TO DO: Extract the full set of records, then give each one again exactly.

━━━━━ ITEMS ━━━━━

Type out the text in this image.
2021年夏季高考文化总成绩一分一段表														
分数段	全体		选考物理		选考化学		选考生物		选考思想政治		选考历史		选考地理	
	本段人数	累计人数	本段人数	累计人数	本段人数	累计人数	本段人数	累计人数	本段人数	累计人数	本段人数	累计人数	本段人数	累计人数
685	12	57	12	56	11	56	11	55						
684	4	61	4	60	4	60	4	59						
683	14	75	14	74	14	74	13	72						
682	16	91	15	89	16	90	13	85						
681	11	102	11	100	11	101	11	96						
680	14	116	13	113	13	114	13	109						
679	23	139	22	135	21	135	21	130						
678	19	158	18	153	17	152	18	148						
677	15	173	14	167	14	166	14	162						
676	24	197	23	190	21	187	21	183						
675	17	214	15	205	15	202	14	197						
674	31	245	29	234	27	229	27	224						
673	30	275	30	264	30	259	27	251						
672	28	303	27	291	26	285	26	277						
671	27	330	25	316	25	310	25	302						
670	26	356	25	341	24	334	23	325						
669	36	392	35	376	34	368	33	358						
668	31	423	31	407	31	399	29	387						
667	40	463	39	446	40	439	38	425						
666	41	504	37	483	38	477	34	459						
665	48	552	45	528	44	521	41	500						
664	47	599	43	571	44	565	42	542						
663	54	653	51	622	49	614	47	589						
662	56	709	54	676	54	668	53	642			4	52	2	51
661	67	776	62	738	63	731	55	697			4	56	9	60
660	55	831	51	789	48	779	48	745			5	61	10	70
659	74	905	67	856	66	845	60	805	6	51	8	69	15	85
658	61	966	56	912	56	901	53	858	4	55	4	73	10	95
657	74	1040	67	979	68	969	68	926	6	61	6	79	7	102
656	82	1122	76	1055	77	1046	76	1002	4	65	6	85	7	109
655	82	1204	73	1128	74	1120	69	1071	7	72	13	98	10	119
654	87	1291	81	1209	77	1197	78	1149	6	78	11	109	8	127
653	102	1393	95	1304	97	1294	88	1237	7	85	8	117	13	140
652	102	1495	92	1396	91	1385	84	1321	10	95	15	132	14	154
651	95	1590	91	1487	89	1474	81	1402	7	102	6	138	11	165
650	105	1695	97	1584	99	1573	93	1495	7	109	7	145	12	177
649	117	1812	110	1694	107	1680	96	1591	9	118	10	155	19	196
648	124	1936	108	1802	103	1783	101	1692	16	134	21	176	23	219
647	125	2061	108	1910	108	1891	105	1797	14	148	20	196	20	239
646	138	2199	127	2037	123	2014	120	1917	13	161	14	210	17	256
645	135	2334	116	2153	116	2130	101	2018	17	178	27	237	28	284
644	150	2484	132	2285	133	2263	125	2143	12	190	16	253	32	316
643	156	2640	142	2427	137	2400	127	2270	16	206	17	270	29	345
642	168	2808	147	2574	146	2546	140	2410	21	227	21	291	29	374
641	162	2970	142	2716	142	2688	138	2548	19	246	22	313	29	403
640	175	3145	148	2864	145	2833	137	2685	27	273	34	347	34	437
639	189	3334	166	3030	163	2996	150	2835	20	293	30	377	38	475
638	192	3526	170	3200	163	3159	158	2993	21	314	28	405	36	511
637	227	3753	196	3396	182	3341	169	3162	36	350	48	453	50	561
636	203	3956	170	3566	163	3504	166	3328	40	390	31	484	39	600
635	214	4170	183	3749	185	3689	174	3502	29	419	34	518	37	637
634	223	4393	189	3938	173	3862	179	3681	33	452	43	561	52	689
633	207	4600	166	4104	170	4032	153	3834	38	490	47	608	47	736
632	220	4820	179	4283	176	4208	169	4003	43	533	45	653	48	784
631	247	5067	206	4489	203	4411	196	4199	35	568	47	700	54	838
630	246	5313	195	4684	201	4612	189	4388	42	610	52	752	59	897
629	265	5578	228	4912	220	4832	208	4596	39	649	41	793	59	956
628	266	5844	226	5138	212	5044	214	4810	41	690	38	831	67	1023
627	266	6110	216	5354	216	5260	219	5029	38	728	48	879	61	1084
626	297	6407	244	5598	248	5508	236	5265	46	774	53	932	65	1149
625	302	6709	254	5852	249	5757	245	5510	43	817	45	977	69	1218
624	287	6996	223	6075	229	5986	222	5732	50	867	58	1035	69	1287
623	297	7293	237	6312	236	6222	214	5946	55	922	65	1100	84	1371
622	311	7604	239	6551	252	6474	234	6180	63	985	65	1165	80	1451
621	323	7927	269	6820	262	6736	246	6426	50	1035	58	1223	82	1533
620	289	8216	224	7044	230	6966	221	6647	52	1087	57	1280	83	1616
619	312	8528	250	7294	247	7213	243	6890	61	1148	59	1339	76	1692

━━━━━

COMPLETE OUTPUT:
Type out the text in this image.
2021年夏季高考文化总成绩一分一段表														
分数段	全体		选考物理		选考化学		选考生物		选考思想政治		选考历史		选考地理	
	本段人数	累计人数	本段人数	累计人数	本段人数	累计人数	本段人数	累计人数	本段人数	累计人数	本段人数	累计人数	本段人数	累计人数
685	12	57	12	56	11	56	11	55						
684	4	61	4	60	4	60	4	59						
683	14	75	14	74	14	74	13	72						
682	16	91	15	89	16	90	13	85						
681	11	102	11	100	11	101	11	96						
680	14	116	13	113	13	114	13	109						
679	23	139	22	135	21	135	21	130						
678	19	158	18	153	17	152	18	148						
677	15	173	14	167	14	166	14	162						
676	24	197	23	190	21	187	21	183						
675	17	214	15	205	15	202	14	197						
674	31	245	29	234	27	229	27	224						
673	30	275	30	264	30	259	27	251						
672	28	303	27	291	26	285	26	277						
671	27	330	25	316	25	310	25	302						
670	26	356	25	341	24	334	23	325						
669	36	392	35	376	34	368	33	358						
668	31	423	31	407	31	399	29	387						
667	40	463	39	446	40	439	38	425						
666	41	504	37	483	38	477	34	459						
665	48	552	45	528	44	521	41	500						
664	47	599	43	571	44	565	42	542						
663	54	653	51	622	49	614	47	589						
662	56	709	54	676	54	668	53	642			4	52	2	51
661	67	776	62	738	63	731	55	697			4	56	9	60
660	55	831	51	789	48	779	48	745			5	61	10	70
659	74	905	67	856	66	845	60	805	6	51	8	69	15	85
658	61	966	56	912	56	901	53	858	4	55	4	73	10	95
657	74	1040	67	979	68	969	68	926	6	61	6	79	7	102
656	82	1122	76	1055	77	1046	76	1002	4	65	6	85	7	109
655	82	1204	73	1128	74	1120	69	1071	7	72	13	98	10	119
654	87	1291	81	1209	77	1197	78	1149	6	78	11	109	8	127
653	102	1393	95	1304	97	1294	88	1237	7	85	8	117	13	140
652	102	1495	92	1396	91	1385	84	1321	10	95	15	132	14	154
651	95	1590	91	1487	89	1474	81	1402	7	102	6	138	11	165
650	105	1695	97	1584	99	1573	93	1495	7	109	7	145	12	177
649	117	1812	110	1694	107	1680	96	1591	9	118	10	155	19	196
648	124	1936	108	1802	103	1783	101	1692	16	134	21	176	23	219
647	125	2061	108	1910	108	1891	105	1797	14	148	20	196	20	239
646	138	2199	127	2037	123	2014	120	1917	13	161	14	210	17	256
645	135	2334	116	2153	116	2130	101	2018	17	178	27	237	28	284
644	150	2484	132	2285	133	2263	125	2143	12	190	16	253	32	316
643	156	2640	142	2427	137	2400	127	2270	16	206	17	270	29	345
642	168	2808	147	2574	146	2546	140	2410	21	227	21	291	29	374
641	162	2970	142	2716	142	2688	138	2548	19	246	22	313	29	403
640	175	3145	148	2864	145	2833	137	2685	27	273	34	347	34	437
639	189	3334	166	3030	163	2996	150	2835	20	293	30	377	38	475
638	192	3526	170	3200	163	3159	158	2993	21	314	28	405	36	511
637	227	3753	196	3396	182	3341	169	3162	36	350	48	453	50	561
636	203	3956	170	3566	163	3504	166	3328	40	390	31	484	39	600
635	214	4170	183	3749	185	3689	174	3502	29	419	34	518	37	637
634	223	4393	189	3938	173	3862	179	3681	33	452	43	561	52	689
633	207	4600	166	4104	170	4032	153	3834	38	490	47	608	47	736
632	220	4820	179	4283	176	4208	169	4003	43	533	45	653	48	784
631	247	5067	206	4489	203	4411	196	4199	35	568	47	700	54	838
630	246	5313	195	4684	201	4612	189	4388	42	610	52	752	59	897
629	265	5578	228	4912	220	4832	208	4596	39	649	41	793	59	956
628	266	5844	226	5138	212	5044	214	4810	41	690	38	831	67	1023
627	266	6110	216	5354	216	5260	219	5029	38	728	48	879	61	1084
626	297	6407	244	5598	248	5508	236	5265	46	774	53	932	65	1149
625	302	6709	254	5852	249	5757	245	5510	43	817	45	977	69	1218
624	287	6996	223	6075	229	5986	222	5732	50	867	58	1035	69	1287
623	297	7293	237	6312	236	6222	214	5946	55	922	65	1100	84	1371
622	311	7604	239	6551	252	6474	234	6180	63	985	65	1165	80	1451
621	323	7927	269	6820	262	6736	246	6426	50	1035	58	1223	82	1533
620	289	8216	224	7044	230	6966	221	6647	52	1087	57	1280	83	1616
619	312	8528	250	7294	247	7213	243	6890	61	1148	59	1339	76	1692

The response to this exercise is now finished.